TASK ITEM >> Write each entry out again exactly as it was given.

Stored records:
_____
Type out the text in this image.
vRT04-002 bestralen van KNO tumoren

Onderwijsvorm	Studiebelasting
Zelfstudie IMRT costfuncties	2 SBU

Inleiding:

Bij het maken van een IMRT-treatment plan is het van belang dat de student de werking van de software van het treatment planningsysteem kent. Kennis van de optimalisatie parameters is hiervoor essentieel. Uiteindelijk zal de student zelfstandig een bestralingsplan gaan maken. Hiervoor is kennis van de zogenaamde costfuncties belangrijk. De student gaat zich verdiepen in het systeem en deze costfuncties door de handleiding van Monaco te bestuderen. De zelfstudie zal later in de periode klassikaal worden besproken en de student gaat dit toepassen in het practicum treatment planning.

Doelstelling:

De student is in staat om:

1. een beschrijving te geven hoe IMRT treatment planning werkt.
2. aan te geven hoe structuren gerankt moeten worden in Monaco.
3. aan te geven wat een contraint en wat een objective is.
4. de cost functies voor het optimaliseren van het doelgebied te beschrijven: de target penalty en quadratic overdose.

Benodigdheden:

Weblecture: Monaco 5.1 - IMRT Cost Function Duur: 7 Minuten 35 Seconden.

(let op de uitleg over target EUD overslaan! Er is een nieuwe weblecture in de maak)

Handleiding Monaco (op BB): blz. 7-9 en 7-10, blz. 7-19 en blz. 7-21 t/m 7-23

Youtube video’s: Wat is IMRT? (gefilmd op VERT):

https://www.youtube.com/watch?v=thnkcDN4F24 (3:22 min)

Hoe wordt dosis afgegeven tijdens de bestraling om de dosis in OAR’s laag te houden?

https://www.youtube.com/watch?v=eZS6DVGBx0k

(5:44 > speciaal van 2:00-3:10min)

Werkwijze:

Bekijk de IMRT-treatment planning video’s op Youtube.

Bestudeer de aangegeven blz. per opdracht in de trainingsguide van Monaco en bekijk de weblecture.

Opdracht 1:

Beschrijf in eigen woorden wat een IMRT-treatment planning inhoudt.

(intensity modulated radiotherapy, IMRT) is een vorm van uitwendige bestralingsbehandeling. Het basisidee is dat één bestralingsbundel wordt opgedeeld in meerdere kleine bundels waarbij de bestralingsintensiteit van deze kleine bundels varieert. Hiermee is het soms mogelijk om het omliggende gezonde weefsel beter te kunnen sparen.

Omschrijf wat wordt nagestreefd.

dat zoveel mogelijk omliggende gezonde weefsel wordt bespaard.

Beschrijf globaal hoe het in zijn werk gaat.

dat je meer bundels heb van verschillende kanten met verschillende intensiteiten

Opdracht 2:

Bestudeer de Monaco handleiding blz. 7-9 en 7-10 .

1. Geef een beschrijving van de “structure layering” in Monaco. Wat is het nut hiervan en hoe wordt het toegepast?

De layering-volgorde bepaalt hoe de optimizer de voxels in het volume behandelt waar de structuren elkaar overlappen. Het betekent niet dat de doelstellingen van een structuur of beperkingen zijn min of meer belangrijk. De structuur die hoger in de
_____
ANSWER AREA >>
Type out the text in this image.
vRT04-002 bestralen van KNO tumoren

Onderwijsvorm	Studiebelasting
Zelfstudie IMRT costfuncties	2 SBU

Inleiding:

Bij het maken van een IMRT-treatment plan is het van belang dat de student de werking van de software van het treatment planningsysteem kent. Kennis van de optimalisatie parameters is hiervoor essentieel. Uiteindelijk zal de student zelfstandig een bestralingsplan gaan maken. Hiervoor is kennis van de zogenaamde costfuncties belangrijk. De student gaat zich verdiepen in het systeem en deze costfuncties door de handleiding van Monaco te bestuderen. De zelfstudie zal later in de periode klassikaal worden besproken en de student gaat dit toepassen in het practicum treatment planning.

Doelstelling:

De student is in staat om:

1. een beschrijving te geven hoe IMRT treatment planning werkt.
2. aan te geven hoe structuren gerankt moeten worden in Monaco.
3. aan te geven wat een contraint en wat een objective is.
4. de cost functies voor het optimaliseren van het doelgebied te beschrijven: de target penalty en quadratic overdose.

Benodigdheden:

Weblecture: Monaco 5.1 - IMRT Cost Function Duur: 7 Minuten 35 Seconden.

(let op de uitleg over target EUD overslaan! Er is een nieuwe weblecture in de maak)

Handleiding Monaco (op BB): blz. 7-9 en 7-10, blz. 7-19 en blz. 7-21 t/m 7-23

Youtube video’s: Wat is IMRT? (gefilmd op VERT):

https://www.youtube.com/watch?v=thnkcDN4F24 (3:22 min)

Hoe wordt dosis afgegeven tijdens de bestraling om de dosis in OAR’s laag te houden?

https://www.youtube.com/watch?v=eZS6DVGBx0k

(5:44 > speciaal van 2:00-3:10min)

Werkwijze:

Bekijk de IMRT-treatment planning video’s op Youtube.

Bestudeer de aangegeven blz. per opdracht in de trainingsguide van Monaco en bekijk de weblecture.

Opdracht 1:

Beschrijf in eigen woorden wat een IMRT-treatment planning inhoudt.

(intensity modulated radiotherapy, IMRT) is een vorm van uitwendige bestralingsbehandeling. Het basisidee is dat één bestralingsbundel wordt opgedeeld in meerdere kleine bundels waarbij de bestralingsintensiteit van deze kleine bundels varieert. Hiermee is het soms mogelijk om het omliggende gezonde weefsel beter te kunnen sparen.

Omschrijf wat wordt nagestreefd.

dat zoveel mogelijk omliggende gezonde weefsel wordt bespaard.

Beschrijf globaal hoe het in zijn werk gaat.

dat je meer bundels heb van verschillende kanten met verschillende intensiteiten

Opdracht 2:

Bestudeer de Monaco handleiding blz. 7-9 en 7-10 .

1. Geef een beschrijving van de “structure layering” in Monaco. Wat is het nut hiervan en hoe wordt het toegepast?

De layering-volgorde bepaalt hoe de optimizer de voxels in het volume behandelt waar de structuren elkaar overlappen. Het betekent niet dat de doelstellingen van een structuur of beperkingen zijn min of meer belangrijk. De structuur die hoger in de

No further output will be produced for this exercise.